ASSIGNMENT A:
Answer these questions about the delta_table_utils package description:
(i) Which Python versions does the package require?
(ii) Under what license is the package released?
(iii) In the usage code, which column is given is_unique_id=True?
ASSIGNMENT B: Resume the delta_table_utils package description from the last line shown.

DOCUMENT EXCERPT:
▬▬▬

Metadata-Version: 2.1
Name: delta_table_utils
Version: 0.0.10
Summary: Delta table utilities.
Author-email: Mathemagical <sarah.dorich.biz@gmail.com>
Classifier: Programming Language :: Python :: 3
Classifier: License :: OSI Approved :: MIT License
Classifier: Operating System :: OS Independent
Requires-Python: >=3.8
Description-Content-Type: text/markdown
License-File: LICENSE

# delta_table_utils

Delta table utilities.

The basic use case for this library is if you are working in Databricks and want to do upserts using [AutoLoader](https://docs.databricks.com/ingestion/auto-loader/index.html).

Basic usage:

```python
from delta_table.delta_table_utils import DeltaTableColumn, DeltaTable

schema_name = 'my_schema'
table_name = 'my_table'

# Define the delta table schema
column_list = [
    DeltaTableColumn('id', data_type='STRING', nulls_allowed=False, is_unique_id=True),
    DeltaTableColumn('col1', data_type='STRING', nulls_allowed=False),
    DeltaTableColumn('col2', data_type='DOUBLE'),
    DeltaTableColumn('col3', data_type='DOUBLE'),
    DeltaTableColumn('col4', data_type='DOUBLE'),
    DeltaTableColumn('created_at', data_type='TIMESTAMP'),
    DeltaTableColumn('updated_at', data_type='TIMESTAMP')

▬▬▬

INFORMATION GIVEN:
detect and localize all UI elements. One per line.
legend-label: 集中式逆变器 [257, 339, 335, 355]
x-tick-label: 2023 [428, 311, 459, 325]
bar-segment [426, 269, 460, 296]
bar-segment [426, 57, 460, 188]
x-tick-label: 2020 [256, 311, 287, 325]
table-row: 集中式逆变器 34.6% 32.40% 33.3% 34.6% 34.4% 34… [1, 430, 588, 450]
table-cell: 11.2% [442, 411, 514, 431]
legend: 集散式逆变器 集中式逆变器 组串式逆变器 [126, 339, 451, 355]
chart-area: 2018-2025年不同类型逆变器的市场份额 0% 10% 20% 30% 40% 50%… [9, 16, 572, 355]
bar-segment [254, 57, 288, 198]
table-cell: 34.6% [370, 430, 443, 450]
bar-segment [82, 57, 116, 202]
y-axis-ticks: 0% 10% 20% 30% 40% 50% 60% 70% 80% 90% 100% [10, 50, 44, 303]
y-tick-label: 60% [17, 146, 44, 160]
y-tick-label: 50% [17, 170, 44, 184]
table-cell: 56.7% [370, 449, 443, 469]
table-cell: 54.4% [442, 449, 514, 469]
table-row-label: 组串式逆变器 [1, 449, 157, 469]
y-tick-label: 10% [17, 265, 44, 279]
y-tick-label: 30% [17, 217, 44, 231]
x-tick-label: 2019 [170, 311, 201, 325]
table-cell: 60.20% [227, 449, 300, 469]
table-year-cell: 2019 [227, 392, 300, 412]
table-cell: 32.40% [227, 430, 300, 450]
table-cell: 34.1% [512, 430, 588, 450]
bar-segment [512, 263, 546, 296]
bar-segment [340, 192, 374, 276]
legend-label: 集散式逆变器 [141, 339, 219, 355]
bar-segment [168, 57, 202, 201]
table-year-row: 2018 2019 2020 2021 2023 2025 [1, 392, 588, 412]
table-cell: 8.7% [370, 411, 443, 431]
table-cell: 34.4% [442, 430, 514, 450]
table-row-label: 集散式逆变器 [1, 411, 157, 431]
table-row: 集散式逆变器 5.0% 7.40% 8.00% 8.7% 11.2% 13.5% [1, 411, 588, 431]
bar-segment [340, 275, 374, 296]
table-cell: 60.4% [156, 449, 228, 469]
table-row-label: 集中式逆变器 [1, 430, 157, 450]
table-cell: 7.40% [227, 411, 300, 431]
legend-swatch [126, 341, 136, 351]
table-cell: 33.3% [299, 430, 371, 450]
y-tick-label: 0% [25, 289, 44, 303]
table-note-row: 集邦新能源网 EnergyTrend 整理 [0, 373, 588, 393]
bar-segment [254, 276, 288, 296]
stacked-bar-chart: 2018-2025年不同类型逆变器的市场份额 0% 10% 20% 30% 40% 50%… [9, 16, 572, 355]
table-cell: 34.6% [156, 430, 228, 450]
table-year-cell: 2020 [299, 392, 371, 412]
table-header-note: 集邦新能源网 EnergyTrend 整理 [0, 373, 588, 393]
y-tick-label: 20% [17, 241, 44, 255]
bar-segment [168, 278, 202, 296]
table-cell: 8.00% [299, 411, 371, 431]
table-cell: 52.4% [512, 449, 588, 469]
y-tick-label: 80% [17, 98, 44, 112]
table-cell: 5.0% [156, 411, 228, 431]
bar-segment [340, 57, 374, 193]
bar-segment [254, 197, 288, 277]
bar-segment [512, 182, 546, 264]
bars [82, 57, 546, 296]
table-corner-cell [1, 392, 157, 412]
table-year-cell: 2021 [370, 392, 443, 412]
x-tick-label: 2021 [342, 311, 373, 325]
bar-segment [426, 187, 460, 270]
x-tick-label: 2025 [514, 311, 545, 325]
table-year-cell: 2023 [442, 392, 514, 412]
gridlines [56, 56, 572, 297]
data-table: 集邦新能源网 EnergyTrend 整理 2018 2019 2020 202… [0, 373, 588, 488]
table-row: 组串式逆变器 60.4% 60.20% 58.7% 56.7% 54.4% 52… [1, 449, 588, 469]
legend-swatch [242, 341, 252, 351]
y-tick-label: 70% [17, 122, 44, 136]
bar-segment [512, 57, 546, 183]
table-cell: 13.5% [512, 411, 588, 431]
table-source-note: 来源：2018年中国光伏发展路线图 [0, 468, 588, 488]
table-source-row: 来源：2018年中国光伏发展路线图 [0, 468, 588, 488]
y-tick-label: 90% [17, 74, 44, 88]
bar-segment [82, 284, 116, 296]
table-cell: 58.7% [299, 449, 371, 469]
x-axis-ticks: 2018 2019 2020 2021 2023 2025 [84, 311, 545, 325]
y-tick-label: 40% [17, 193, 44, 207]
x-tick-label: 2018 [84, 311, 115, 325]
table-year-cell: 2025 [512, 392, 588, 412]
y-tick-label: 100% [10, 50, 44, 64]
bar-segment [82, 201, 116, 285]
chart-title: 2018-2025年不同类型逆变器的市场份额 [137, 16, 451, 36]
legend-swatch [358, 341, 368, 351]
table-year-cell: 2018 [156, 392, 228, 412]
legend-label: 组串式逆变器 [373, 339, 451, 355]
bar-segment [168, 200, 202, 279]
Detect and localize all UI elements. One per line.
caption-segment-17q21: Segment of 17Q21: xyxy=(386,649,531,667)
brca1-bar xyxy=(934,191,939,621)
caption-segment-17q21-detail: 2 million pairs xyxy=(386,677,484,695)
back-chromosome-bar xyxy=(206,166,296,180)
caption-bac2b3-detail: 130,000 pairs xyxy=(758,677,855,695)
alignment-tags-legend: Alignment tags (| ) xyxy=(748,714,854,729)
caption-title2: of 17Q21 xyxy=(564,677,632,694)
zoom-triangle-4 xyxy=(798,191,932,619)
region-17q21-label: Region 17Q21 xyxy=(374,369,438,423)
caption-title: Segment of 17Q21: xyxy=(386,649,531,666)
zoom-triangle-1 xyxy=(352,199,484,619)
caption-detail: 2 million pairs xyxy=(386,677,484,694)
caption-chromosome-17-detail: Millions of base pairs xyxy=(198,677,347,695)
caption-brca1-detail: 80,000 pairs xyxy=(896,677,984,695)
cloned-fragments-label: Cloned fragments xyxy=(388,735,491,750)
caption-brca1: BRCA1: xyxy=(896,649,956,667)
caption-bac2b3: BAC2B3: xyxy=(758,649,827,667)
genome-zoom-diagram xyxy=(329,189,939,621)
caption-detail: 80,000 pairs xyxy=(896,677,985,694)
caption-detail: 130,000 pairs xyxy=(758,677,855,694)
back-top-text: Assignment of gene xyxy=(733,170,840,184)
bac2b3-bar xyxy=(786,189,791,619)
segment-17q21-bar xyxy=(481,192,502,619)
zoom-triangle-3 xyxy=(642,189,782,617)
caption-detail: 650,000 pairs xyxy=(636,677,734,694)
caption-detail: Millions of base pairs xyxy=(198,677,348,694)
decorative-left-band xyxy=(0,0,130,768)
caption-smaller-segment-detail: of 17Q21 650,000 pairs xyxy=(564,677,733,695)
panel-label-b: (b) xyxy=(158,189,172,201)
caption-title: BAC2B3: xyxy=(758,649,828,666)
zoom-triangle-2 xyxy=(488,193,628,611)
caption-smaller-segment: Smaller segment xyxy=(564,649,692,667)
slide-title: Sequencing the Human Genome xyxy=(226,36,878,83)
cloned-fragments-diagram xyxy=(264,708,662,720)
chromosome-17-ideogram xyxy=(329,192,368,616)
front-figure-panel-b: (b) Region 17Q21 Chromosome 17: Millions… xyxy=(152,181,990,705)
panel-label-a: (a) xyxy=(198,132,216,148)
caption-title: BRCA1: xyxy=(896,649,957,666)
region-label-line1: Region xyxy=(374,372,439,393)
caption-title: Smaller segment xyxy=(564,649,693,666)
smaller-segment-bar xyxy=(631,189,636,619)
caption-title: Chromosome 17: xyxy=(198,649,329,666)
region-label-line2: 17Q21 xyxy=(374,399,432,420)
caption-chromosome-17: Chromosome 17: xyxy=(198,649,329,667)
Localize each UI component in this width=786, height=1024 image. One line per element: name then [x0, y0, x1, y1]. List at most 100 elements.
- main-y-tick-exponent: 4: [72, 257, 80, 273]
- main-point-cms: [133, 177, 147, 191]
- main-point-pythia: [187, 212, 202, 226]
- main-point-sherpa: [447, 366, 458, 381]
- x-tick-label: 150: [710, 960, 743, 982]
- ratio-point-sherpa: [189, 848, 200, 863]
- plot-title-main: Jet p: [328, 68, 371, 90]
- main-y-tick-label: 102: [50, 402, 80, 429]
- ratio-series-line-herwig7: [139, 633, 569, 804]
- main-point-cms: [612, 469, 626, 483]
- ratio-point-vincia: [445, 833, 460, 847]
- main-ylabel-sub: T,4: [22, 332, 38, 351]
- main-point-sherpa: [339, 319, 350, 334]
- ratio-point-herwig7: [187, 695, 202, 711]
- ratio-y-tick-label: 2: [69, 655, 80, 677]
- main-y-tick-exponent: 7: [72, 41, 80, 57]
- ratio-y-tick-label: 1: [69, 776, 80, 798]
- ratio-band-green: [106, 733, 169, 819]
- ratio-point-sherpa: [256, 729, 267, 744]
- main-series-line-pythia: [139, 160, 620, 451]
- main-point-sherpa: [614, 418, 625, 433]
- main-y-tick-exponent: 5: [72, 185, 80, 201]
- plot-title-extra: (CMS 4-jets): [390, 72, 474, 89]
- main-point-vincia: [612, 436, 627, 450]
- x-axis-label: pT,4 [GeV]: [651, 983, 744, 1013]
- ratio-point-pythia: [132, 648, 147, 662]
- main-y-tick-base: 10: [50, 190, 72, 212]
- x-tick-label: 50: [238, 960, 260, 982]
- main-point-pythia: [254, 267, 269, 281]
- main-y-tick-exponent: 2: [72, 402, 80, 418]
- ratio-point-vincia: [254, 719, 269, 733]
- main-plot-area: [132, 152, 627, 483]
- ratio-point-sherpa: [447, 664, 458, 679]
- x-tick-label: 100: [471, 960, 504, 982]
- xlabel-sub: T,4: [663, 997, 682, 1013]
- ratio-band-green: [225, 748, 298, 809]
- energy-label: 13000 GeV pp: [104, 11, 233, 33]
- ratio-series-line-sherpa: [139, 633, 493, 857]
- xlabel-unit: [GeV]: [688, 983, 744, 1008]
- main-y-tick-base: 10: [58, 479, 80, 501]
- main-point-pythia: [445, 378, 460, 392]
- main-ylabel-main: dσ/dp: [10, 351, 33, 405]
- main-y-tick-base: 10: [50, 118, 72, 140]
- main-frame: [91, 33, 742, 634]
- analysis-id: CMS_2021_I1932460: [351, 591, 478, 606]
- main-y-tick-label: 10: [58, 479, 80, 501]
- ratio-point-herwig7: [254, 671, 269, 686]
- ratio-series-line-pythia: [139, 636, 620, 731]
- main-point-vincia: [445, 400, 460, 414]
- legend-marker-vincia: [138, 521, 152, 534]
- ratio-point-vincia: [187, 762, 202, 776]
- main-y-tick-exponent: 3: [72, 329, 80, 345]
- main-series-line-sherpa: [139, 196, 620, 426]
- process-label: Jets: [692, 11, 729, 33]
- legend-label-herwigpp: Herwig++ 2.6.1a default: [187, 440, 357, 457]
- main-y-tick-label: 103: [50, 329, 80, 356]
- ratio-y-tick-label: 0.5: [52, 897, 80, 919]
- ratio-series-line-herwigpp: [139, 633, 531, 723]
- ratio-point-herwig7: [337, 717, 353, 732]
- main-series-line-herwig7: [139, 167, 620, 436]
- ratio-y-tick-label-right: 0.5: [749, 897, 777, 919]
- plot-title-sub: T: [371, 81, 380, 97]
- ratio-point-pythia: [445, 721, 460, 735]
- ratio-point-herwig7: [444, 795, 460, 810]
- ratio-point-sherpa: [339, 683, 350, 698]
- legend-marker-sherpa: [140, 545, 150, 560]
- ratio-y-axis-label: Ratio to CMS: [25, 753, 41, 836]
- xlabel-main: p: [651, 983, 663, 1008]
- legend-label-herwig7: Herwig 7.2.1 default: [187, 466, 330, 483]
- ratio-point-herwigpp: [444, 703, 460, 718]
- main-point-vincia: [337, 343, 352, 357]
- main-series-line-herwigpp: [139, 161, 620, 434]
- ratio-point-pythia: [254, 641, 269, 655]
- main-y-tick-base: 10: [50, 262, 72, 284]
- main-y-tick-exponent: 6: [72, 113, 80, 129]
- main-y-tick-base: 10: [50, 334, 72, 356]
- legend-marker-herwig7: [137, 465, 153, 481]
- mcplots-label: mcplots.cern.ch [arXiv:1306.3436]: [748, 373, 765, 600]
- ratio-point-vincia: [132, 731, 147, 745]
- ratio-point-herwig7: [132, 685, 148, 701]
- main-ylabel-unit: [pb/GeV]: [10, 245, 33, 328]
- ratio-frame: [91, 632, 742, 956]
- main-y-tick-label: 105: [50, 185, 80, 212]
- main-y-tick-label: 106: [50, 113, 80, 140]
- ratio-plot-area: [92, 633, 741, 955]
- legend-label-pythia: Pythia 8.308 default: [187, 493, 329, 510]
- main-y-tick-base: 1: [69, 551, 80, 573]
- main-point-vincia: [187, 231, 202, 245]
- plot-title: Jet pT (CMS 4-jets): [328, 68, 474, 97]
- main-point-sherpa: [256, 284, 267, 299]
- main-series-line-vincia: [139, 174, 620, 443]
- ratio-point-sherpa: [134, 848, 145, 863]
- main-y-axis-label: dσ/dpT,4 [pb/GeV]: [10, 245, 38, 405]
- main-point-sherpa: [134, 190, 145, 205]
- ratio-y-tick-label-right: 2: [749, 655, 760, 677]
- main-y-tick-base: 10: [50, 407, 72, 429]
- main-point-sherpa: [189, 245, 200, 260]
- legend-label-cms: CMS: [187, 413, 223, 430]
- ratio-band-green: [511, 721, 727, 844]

▬▬▬

EXPECTED OUTPUT A:
(i) Python >=3.8
(ii) MIT License
(iii) id

EXPECTED OUTPUT B:
]

# Create the DeltaTable object
delta_table = DeltaTable(schema_name=schema_name, table_name=table_name, upload_path="<location_of_data_in_s3>", column_list=column_list)

# Create the table and start the stream
delta_table.create_if_not_exists(sqlContext)
delta_table.stream(spark)
```

## Additional notes

By default, when you use the `stream` method in this library, it stops as soon as no new data is detected. This is useful if you don't want a cluster running all the time and rather you just want to update your delta tables on some sort of a schedule.